**Input material:**
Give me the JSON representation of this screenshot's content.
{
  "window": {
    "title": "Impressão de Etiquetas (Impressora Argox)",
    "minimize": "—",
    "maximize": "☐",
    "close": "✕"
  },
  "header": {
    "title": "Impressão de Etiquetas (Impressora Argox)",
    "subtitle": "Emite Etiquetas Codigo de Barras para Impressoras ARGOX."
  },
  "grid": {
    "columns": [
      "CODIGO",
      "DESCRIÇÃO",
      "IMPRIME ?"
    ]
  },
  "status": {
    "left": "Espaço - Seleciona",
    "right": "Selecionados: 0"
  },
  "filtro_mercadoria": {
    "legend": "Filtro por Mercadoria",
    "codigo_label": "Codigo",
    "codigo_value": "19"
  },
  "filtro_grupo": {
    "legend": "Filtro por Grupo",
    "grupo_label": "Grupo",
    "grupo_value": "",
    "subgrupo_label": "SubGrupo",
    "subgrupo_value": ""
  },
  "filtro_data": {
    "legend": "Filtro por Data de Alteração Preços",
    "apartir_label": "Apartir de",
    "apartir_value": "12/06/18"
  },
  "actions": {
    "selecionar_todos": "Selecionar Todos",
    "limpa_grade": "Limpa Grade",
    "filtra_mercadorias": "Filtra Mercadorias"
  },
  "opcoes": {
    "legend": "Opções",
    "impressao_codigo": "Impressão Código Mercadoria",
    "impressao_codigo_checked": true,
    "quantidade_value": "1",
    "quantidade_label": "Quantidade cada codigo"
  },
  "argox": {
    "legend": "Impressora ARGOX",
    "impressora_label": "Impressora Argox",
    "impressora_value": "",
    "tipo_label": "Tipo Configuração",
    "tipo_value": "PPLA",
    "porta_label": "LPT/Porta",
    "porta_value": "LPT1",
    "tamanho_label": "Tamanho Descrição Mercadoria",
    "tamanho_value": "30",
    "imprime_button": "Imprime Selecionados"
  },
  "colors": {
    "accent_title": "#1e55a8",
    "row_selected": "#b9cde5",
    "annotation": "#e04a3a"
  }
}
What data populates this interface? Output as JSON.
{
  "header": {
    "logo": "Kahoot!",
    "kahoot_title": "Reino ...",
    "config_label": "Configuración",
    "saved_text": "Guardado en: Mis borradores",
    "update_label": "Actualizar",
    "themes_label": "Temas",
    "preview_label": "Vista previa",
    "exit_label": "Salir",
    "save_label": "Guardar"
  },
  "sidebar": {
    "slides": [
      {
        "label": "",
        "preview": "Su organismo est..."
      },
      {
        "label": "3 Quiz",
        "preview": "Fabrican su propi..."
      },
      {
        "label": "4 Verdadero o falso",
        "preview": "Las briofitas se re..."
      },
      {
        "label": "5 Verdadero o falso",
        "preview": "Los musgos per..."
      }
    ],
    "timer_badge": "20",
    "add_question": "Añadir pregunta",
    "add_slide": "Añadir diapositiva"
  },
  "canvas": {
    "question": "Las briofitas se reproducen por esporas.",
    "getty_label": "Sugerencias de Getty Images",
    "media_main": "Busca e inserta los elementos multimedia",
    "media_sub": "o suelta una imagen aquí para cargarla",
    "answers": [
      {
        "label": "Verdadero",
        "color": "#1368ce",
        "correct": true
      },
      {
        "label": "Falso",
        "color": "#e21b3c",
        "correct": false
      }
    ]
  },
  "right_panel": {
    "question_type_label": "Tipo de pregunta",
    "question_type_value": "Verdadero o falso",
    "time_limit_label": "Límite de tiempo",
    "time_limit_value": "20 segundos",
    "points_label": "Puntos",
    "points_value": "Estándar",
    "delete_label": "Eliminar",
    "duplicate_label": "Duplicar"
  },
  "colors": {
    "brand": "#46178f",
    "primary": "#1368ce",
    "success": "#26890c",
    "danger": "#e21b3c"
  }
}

**Exercise aim:** Every entry should be printed again exactly as written.

**Exercise response:**
Give me the JSON representation of this screenshot's content.
{
  "window": {
    "title": "Impressão de Etiquetas (Impressora Argox)",
    "minimize": "—",
    "maximize": "☐",
    "close": "✕"
  },
  "header": {
    "title": "Impressão de Etiquetas (Impressora Argox)",
    "subtitle": "Emite Etiquetas Codigo de Barras para Impressoras ARGOX."
  },
  "grid": {
    "columns": [
      "CODIGO",
      "DESCRIÇÃO",
      "IMPRIME ?"
    ]
  },
  "status": {
    "left": "Espaço - Seleciona",
    "right": "Selecionados: 0"
  },
  "filtro_mercadoria": {
    "legend": "Filtro por Mercadoria",
    "codigo_label": "Codigo",
    "codigo_value": "19"
  },
  "filtro_grupo": {
    "legend": "Filtro por Grupo",
    "grupo_label": "Grupo",
    "grupo_value": "",
    "subgrupo_label": "SubGrupo",
    "subgrupo_value": ""
  },
  "filtro_data": {
    "legend": "Filtro por Data de Alteração Preços",
    "apartir_label": "Apartir de",
    "apartir_value": "12/06/18"
  },
  "actions": {
    "selecionar_todos": "Selecionar Todos",
    "limpa_grade": "Limpa Grade",
    "filtra_mercadorias": "Filtra Mercadorias"
  },
  "opcoes": {
    "legend": "Opções",
    "impressao_codigo": "Impressão Código Mercadoria",
    "impressao_codigo_checked": true,
    "quantidade_value": "1",
    "quantidade_label": "Quantidade cada codigo"
  },
  "argox": {
    "legend": "Impressora ARGOX",
    "impressora_label": "Impressora Argox",
    "impressora_value": "",
    "tipo_label": "Tipo Configuração",
    "tipo_value": "PPLA",
    "porta_label": "LPT/Porta",
    "porta_value": "LPT1",
    "tamanho_label": "Tamanho Descrição Mercadoria",
    "tamanho_value": "30",
    "imprime_button": "Imprime Selecionados"
  },
  "colors": {
    "accent_title": "#1e55a8",
    "row_selected": "#b9cde5",
    "annotation": "#e04a3a"
  }
}
What data populates this interface? Output as JSON.
{
  "header": {
    "logo": "Kahoot!",
    "kahoot_title": "Reino ...",
    "config_label": "Configuración",
    "saved_text": "Guardado en: Mis borradores",
    "update_label": "Actualizar",
    "themes_label": "Temas",
    "preview_label": "Vista previa",
    "exit_label": "Salir",
    "save_label": "Guardar"
  },
  "sidebar": {
    "slides": [
      {
        "label": "",
        "preview": "Su organismo est..."
      },
      {
        "label": "3 Quiz",
        "preview": "Fabrican su propi..."
      },
      {
        "label": "4 Verdadero o falso",
        "preview": "Las briofitas se re..."
      },
      {
        "label": "5 Verdadero o falso",
        "preview": "Los musgos per..."
      }
    ],
    "timer_badge": "20",
    "add_question": "Añadir pregunta",
    "add_slide": "Añadir diapositiva"
  },
  "canvas": {
    "question": "Las briofitas se reproducen por esporas.",
    "getty_label": "Sugerencias de Getty Images",
    "media_main": "Busca e inserta los elementos multimedia",
    "media_sub": "o suelta una imagen aquí para cargarla",
    "answers": [
      {
        "label": "Verdadero",
        "color": "#1368ce",
        "correct": true
      },
      {
        "label": "Falso",
        "color": "#e21b3c",
        "correct": false
      }
    ]
  },
  "right_panel": {
    "question_type_label": "Tipo de pregunta",
    "question_type_value": "Verdadero o falso",
    "time_limit_label": "Límite de tiempo",
    "time_limit_value": "20 segundos",
    "points_label": "Puntos",
    "points_value": "Estándar",
    "delete_label": "Eliminar",
    "duplicate_label": "Duplicar"
  },
  "colors": {
    "brand": "#46178f",
    "primary": "#1368ce",
    "success": "#26890c",
    "danger": "#e21b3c"
  }
}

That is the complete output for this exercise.